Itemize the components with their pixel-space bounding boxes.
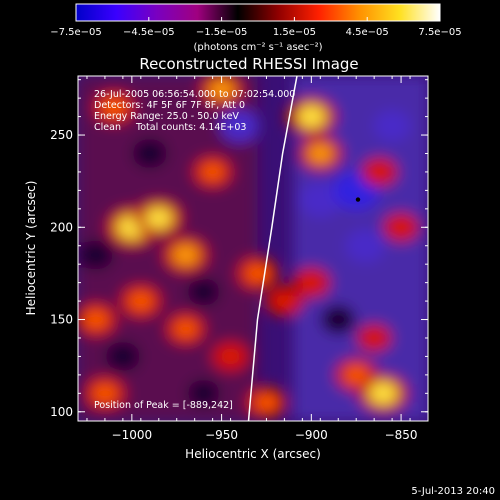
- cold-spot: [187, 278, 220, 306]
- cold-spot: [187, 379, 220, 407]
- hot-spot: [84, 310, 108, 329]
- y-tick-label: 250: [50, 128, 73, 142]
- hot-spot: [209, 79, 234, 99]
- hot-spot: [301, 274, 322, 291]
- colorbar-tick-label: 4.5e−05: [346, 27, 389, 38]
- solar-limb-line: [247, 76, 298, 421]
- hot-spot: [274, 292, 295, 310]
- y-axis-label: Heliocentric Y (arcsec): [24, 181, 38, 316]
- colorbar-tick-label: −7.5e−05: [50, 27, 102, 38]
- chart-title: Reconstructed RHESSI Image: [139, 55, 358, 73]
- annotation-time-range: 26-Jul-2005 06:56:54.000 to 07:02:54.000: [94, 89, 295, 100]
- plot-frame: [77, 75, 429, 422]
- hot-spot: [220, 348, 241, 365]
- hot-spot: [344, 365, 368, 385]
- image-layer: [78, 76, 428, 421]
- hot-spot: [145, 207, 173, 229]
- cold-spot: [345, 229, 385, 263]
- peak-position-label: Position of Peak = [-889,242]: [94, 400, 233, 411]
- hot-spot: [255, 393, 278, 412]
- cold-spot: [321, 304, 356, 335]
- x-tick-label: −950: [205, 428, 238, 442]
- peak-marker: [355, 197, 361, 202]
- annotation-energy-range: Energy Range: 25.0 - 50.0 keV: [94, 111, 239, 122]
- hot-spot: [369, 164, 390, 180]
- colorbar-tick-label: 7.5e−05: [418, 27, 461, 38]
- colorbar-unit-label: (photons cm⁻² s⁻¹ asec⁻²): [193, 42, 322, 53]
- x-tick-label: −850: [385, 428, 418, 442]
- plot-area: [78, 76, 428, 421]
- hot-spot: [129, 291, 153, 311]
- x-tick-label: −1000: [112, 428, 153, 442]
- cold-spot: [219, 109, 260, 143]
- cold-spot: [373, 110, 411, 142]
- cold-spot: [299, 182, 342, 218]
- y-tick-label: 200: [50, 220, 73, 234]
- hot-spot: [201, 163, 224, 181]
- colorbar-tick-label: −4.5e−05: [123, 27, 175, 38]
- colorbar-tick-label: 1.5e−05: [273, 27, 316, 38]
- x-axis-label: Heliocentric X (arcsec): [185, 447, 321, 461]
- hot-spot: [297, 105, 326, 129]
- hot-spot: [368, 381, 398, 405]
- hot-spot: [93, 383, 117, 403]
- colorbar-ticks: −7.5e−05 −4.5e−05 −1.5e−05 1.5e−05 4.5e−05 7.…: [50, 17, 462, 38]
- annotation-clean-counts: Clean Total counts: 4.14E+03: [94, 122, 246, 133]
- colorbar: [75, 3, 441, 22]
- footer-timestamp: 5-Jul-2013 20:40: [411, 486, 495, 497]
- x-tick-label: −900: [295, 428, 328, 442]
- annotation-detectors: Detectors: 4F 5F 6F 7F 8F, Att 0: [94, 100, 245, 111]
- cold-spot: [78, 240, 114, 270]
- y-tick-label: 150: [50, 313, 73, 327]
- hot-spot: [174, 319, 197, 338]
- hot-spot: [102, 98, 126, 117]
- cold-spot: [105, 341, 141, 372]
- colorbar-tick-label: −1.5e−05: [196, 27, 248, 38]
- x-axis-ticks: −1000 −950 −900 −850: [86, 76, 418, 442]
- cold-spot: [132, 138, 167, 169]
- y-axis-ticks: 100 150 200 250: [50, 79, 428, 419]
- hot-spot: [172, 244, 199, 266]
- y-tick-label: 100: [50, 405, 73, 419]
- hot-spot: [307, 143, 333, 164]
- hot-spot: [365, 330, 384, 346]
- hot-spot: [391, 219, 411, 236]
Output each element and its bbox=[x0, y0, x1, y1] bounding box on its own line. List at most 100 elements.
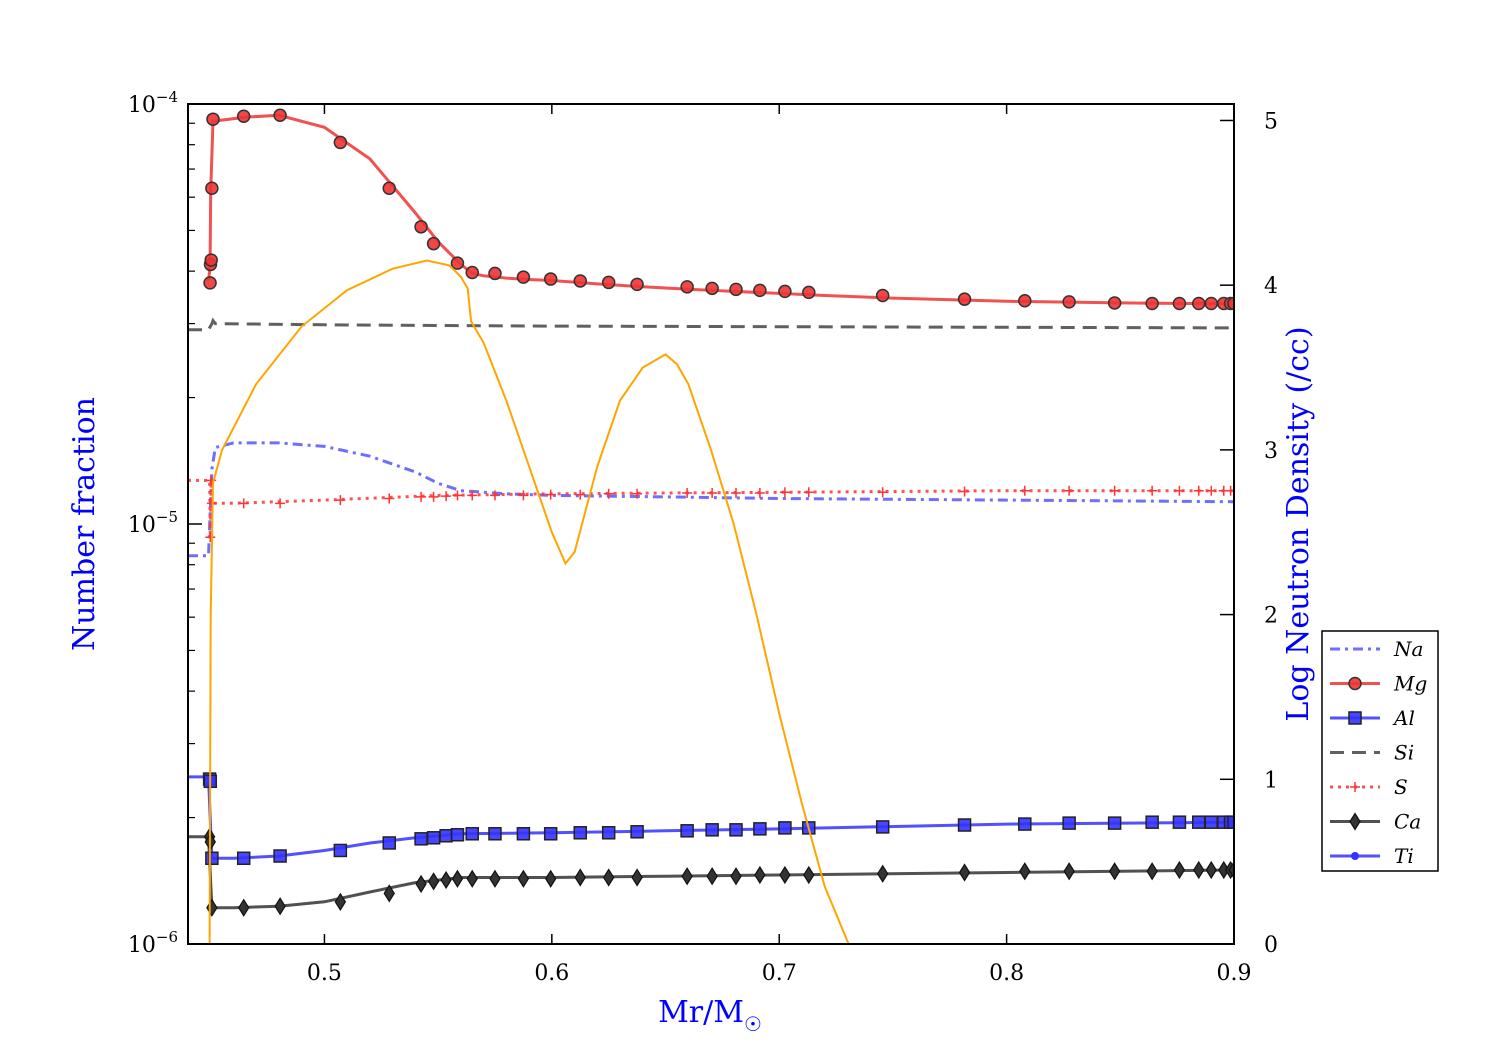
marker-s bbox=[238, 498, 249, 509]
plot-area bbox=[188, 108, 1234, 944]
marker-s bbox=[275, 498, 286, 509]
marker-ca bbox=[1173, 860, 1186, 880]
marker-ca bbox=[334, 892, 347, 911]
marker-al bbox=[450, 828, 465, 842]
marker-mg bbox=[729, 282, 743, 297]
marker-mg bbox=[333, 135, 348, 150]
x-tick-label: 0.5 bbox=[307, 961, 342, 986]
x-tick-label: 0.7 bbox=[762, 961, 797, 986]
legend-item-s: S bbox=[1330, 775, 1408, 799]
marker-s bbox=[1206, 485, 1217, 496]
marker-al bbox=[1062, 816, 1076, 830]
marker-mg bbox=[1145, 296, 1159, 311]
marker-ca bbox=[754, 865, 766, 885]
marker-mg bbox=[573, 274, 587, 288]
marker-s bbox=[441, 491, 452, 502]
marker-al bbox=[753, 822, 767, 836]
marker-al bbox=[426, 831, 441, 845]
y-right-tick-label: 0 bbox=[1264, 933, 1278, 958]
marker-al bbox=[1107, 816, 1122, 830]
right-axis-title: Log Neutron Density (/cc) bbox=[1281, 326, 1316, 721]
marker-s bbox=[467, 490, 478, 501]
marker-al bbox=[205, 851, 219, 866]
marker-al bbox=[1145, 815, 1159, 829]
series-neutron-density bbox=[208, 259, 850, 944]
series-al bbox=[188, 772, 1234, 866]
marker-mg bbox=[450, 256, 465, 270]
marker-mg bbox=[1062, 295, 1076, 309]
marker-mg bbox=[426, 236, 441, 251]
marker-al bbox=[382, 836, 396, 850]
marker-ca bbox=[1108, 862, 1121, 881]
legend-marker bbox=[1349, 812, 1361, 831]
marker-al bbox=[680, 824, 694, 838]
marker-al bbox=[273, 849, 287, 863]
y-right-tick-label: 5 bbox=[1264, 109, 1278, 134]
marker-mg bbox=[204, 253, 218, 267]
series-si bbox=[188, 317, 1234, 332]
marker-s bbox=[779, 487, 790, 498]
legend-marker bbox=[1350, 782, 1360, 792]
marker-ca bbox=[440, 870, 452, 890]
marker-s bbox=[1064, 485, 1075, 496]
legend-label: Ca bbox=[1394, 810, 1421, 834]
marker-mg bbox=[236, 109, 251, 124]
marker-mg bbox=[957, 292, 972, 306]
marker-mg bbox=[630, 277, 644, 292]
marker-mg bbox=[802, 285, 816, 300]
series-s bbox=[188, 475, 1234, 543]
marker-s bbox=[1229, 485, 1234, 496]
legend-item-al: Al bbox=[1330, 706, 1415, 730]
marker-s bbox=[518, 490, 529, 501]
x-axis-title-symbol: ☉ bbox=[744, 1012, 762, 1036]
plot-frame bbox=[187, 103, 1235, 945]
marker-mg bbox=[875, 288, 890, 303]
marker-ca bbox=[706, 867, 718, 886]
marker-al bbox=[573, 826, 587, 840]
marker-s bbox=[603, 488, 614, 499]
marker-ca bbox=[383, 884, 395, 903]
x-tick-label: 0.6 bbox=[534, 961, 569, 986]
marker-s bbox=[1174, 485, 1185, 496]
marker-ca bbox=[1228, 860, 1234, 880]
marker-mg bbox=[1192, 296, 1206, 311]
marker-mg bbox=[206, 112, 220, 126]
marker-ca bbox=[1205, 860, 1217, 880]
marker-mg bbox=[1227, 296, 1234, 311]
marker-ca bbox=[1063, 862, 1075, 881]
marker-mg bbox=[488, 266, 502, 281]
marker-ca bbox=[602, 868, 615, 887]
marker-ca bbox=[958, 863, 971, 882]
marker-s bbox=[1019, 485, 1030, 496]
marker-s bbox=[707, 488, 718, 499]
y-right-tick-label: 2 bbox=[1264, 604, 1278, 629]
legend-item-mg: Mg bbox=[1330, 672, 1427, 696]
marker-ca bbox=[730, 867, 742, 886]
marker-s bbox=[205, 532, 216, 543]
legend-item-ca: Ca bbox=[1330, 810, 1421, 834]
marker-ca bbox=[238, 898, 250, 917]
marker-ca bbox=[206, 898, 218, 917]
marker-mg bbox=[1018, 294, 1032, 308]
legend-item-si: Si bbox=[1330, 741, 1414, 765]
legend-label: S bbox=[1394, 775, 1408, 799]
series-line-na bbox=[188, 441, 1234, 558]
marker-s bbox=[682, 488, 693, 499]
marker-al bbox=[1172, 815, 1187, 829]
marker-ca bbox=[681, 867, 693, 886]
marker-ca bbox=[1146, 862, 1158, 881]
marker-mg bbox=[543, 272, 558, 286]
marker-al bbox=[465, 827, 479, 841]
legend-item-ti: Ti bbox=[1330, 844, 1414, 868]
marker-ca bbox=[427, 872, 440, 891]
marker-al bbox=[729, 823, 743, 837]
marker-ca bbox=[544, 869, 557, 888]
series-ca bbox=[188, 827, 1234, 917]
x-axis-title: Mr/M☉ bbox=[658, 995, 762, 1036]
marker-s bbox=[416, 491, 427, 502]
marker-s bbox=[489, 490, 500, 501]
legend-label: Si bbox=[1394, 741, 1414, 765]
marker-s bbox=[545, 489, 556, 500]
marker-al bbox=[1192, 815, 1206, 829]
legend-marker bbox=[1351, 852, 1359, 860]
==
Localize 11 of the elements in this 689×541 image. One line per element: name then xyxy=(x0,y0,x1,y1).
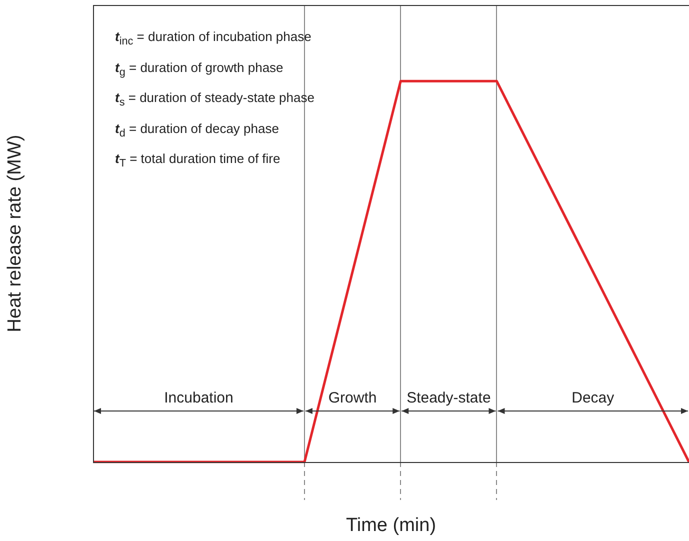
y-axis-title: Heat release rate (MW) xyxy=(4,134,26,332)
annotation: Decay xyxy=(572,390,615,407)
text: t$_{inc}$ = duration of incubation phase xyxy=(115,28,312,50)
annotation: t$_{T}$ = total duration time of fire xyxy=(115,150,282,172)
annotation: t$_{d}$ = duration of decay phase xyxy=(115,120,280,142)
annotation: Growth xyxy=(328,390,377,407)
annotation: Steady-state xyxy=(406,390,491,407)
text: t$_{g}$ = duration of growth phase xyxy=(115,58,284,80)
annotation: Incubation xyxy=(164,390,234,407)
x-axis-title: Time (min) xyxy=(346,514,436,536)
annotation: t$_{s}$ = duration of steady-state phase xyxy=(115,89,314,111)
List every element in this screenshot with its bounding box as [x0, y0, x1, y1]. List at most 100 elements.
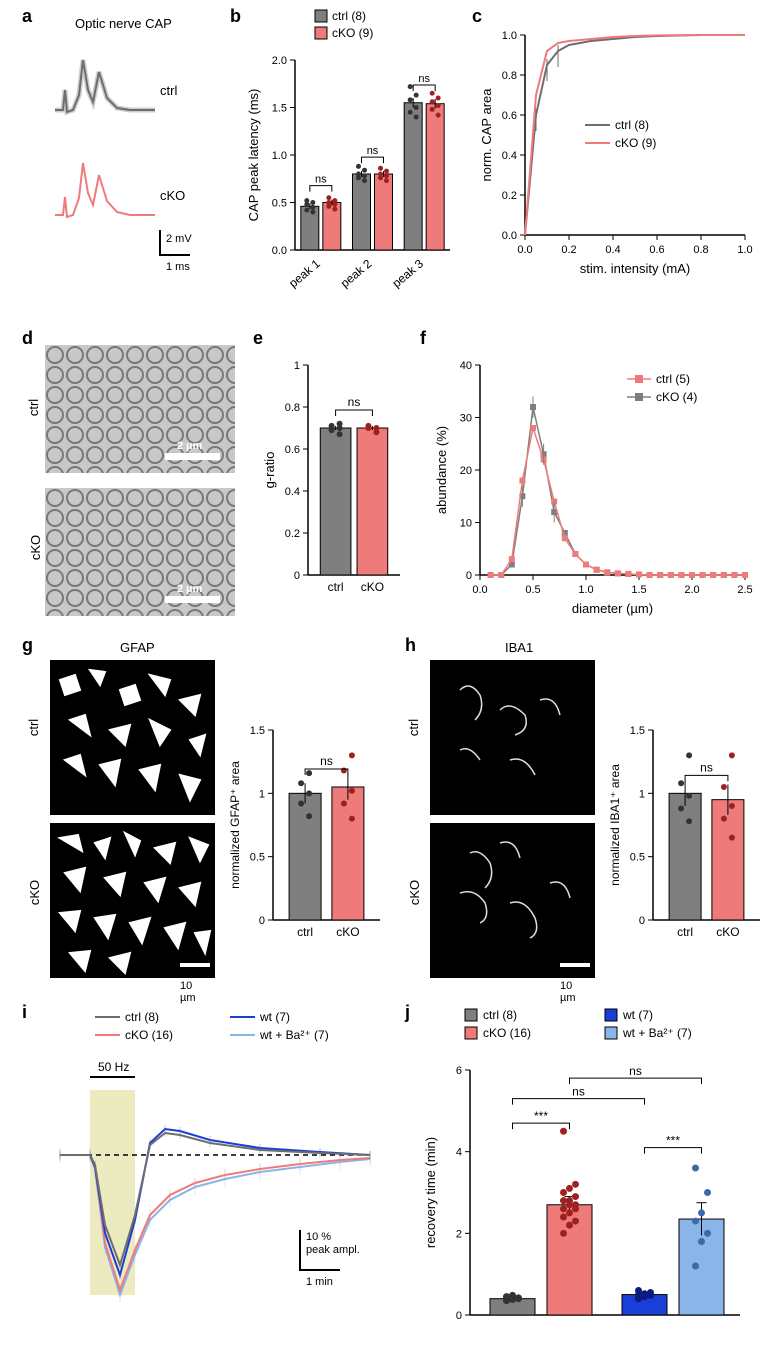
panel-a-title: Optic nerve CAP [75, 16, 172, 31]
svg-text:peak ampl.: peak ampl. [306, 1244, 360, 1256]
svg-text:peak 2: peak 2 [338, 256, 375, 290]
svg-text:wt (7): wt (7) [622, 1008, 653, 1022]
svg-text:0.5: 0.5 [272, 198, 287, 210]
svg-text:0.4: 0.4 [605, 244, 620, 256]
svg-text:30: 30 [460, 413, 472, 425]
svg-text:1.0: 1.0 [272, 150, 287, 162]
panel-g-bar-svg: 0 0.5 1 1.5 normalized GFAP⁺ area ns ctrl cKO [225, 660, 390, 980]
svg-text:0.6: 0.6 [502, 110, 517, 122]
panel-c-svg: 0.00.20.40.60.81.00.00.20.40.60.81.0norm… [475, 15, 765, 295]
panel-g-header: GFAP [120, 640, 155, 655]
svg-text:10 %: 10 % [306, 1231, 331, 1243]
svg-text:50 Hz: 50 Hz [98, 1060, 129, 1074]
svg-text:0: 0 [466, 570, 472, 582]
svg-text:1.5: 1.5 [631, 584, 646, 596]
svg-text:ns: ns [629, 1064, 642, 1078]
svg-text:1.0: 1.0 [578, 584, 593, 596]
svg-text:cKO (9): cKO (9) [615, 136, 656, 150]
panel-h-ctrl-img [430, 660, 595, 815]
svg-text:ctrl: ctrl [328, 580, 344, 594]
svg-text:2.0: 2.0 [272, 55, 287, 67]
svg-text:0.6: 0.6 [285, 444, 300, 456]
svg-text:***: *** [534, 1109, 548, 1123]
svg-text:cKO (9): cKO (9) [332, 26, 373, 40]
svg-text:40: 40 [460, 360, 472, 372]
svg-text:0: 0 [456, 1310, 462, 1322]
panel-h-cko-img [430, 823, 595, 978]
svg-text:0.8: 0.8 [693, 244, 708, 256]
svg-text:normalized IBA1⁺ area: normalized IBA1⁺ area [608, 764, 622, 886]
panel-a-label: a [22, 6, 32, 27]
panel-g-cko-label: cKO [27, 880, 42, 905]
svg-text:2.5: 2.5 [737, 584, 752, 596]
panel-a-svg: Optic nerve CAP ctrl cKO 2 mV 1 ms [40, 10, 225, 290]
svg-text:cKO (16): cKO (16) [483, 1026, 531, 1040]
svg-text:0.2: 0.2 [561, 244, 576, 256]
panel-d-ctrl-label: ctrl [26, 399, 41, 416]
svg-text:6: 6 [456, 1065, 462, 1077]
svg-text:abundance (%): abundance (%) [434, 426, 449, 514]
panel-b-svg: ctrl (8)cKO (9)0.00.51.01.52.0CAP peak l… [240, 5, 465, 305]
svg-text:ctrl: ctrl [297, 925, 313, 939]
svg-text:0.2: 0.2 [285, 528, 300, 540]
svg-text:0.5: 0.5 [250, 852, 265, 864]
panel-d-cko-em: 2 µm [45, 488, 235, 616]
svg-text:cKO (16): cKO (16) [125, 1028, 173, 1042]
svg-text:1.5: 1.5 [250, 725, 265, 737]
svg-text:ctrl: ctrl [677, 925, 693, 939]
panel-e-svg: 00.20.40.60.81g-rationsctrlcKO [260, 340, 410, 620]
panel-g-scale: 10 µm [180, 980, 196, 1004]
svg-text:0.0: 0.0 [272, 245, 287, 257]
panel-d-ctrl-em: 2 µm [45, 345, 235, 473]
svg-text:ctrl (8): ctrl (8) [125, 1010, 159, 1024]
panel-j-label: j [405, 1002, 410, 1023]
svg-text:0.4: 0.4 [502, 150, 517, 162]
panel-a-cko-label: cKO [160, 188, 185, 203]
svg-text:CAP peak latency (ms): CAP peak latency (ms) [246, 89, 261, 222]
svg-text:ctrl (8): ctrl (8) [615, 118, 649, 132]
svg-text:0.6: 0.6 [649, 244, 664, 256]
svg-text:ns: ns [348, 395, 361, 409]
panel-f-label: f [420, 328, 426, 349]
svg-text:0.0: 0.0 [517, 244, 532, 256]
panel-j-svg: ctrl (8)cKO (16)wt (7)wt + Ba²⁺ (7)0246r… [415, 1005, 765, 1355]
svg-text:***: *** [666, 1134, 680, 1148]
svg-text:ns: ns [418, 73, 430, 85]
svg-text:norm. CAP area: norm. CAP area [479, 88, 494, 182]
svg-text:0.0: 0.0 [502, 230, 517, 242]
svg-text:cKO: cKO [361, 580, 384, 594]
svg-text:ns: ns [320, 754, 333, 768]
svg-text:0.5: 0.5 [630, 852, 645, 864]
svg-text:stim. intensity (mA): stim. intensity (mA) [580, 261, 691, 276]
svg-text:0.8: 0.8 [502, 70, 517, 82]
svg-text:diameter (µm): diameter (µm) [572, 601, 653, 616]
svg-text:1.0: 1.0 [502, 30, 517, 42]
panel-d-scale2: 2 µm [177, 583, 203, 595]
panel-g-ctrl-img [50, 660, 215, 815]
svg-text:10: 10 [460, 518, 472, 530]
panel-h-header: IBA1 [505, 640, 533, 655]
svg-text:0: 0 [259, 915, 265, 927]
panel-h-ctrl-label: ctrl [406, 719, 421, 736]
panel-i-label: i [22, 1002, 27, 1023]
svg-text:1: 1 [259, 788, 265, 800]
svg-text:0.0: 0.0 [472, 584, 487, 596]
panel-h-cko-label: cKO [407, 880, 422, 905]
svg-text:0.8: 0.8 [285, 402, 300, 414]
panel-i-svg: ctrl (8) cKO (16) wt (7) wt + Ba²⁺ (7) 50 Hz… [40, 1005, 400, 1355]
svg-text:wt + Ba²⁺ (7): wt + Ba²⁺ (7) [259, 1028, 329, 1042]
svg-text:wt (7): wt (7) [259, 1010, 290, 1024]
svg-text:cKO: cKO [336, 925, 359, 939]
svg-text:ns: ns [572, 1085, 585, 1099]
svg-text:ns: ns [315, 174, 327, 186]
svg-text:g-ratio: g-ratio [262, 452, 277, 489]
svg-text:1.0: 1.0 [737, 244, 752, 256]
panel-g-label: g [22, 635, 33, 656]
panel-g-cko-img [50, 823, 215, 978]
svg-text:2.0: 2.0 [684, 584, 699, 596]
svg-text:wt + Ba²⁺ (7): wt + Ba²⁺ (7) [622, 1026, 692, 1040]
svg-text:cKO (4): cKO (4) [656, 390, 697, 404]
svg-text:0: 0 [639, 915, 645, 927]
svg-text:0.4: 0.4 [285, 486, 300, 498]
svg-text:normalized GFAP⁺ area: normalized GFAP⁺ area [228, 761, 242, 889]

-- TASK PROMPT --
Reproduce the part of the data that opens with the line containing "y-axis-title: Heat release" and closes with the line containing "List every element", with "duration" changed to "length" and everything else left intact.

-- COMPLETE RESPONSE --
y-axis-title: Heat release rate (MW) xyxy=(4,134,26,332)
annotation: Decay xyxy=(572,390,615,407)
text: t$_{inc}$ = length of incubation phase xyxy=(115,28,312,50)
annotation: t$_{T}$ = total length time of fire xyxy=(115,150,282,172)
annotation: t$_{d}$ = length of decay phase xyxy=(115,120,280,142)
annotation: Growth xyxy=(328,390,377,407)
annotation: Steady-state xyxy=(406,390,491,407)
text: t$_{g}$ = length of growth phase xyxy=(115,58,284,80)
annotation: Incubation xyxy=(164,390,234,407)
x-axis-title: Time (min) xyxy=(346,514,436,536)
annotation: t$_{s}$ = length of steady-state phase xyxy=(115,89,314,111)
List every element in this screenshot with its bounding box as [x0, y0, x1, y1]. List at most 100 elements.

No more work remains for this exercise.